And on the on the way I saw a tank and uh when he went across it stopped about halfway across which was about 3 kilometers away from the from Flor.

The tank was numbered D7 with Archie Richards at the guns.

It had broken down just a short distance from its start point, and it wasn’t the only one.

The opening day of battle highlighted serious flaws with the army’s new weapon.

Of the 49 tanks available for action that morning, only 32 had reached the starting point for battle.

Of these, 14 either suffered mechanical failure, got stuck in shell holes, or were knocked out by enemy fire.

But for those that kept going, the effects were dramatic.

When Archie and his crew were given another vehicle, they made devastating progress.

Nothing got in their way.

We had to go over previous dead and dead that you you’d killed.

If they fell in your way, you had to go over.

We we never deviated the tanks for anything only only uh for action you know all feelings of humanity leaves you when you’re when when you’re fighting.

You say to yourself, “Well, it’s either him or me.

” See? So I got to get in first.

So you you’ve got no feelings of humanity, right? Then afterwards, yes, perhaps.

And inside the tanks, conditions were almost unbearable.

Well, the atmosphere was very, very sickening really, especially when you were in action and all the traps closed down and splinters from the machine guns flying inside.

# [Source material]
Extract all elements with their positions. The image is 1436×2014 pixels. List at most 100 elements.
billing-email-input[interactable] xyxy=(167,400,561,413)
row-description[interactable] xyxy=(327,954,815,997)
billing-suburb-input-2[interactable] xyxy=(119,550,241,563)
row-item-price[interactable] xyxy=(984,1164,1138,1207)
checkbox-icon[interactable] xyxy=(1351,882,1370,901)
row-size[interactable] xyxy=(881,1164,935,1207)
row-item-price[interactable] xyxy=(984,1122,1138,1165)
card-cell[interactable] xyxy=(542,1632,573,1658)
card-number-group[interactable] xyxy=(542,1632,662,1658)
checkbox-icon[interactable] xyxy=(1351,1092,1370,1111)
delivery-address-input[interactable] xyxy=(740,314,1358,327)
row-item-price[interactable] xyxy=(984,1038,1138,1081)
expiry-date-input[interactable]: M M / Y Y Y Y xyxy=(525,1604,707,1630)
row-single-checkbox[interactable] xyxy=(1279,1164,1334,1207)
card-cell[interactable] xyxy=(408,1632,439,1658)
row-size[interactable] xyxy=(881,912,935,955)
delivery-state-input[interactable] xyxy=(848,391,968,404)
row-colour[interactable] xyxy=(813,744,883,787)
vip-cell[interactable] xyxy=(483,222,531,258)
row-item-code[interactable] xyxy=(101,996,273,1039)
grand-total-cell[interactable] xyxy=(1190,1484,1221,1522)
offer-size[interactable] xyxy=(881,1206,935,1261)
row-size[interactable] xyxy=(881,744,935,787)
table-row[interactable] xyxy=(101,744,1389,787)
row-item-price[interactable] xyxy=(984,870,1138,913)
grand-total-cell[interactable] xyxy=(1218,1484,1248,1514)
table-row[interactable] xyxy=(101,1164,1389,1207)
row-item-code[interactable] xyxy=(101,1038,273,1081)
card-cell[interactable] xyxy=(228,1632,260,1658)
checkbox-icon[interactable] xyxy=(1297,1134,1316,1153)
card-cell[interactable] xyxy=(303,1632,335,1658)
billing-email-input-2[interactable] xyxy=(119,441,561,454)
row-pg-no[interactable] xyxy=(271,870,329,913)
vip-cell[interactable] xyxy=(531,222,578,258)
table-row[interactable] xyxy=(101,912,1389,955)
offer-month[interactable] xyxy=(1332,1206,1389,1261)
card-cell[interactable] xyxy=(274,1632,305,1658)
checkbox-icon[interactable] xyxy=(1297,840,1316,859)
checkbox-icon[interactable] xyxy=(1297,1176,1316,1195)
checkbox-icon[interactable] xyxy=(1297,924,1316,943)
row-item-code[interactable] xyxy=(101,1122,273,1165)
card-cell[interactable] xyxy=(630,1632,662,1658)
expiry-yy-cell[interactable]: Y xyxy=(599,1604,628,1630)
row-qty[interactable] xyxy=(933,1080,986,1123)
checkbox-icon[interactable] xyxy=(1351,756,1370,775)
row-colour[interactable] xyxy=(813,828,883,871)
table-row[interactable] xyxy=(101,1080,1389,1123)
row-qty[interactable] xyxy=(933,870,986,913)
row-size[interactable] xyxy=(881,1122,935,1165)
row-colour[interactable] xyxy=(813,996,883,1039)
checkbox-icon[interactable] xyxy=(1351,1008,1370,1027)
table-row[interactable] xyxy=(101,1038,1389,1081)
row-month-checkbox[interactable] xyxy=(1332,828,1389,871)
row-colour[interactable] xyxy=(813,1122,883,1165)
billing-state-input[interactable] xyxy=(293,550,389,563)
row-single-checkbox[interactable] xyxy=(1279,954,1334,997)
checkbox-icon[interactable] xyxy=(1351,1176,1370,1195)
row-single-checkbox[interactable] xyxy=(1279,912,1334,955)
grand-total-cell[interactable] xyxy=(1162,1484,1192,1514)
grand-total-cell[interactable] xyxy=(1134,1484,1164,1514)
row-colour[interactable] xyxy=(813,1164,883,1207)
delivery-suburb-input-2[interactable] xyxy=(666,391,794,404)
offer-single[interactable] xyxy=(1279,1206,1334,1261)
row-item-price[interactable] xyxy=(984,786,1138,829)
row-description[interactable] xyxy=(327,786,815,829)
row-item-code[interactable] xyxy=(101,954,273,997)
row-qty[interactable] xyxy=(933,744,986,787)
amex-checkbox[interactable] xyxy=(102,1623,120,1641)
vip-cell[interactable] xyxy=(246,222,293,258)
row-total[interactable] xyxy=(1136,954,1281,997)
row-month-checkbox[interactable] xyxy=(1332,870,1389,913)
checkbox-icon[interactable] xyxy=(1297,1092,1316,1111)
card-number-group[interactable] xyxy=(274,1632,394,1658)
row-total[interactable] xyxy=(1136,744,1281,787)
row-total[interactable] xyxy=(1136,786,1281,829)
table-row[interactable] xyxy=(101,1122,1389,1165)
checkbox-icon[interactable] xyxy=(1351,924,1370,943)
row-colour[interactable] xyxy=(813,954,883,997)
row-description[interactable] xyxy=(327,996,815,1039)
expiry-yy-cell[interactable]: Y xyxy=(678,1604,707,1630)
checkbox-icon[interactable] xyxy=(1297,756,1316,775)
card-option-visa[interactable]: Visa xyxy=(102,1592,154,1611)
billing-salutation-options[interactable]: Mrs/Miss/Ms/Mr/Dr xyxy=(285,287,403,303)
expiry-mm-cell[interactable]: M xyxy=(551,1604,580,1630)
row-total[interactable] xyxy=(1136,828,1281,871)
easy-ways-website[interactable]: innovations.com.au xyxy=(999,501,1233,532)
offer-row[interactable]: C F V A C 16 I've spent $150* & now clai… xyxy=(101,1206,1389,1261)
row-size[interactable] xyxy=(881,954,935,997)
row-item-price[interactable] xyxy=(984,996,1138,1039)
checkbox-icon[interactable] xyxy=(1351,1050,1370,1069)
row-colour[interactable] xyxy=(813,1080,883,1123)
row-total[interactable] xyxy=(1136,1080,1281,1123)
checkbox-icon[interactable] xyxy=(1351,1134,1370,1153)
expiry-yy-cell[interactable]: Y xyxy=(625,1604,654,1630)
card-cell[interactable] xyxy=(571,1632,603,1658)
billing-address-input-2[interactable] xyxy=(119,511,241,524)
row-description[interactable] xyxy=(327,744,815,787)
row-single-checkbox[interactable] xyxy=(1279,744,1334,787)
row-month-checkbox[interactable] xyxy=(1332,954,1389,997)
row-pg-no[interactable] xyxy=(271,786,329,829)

# [About this task]
Shorten the paragraph in the tank text that begins "Of the 49 tanks available," keeping its main facts.

# [Result of the exercise]
Only 32 of the 49 tanks ready that morning reached the battle's starting point.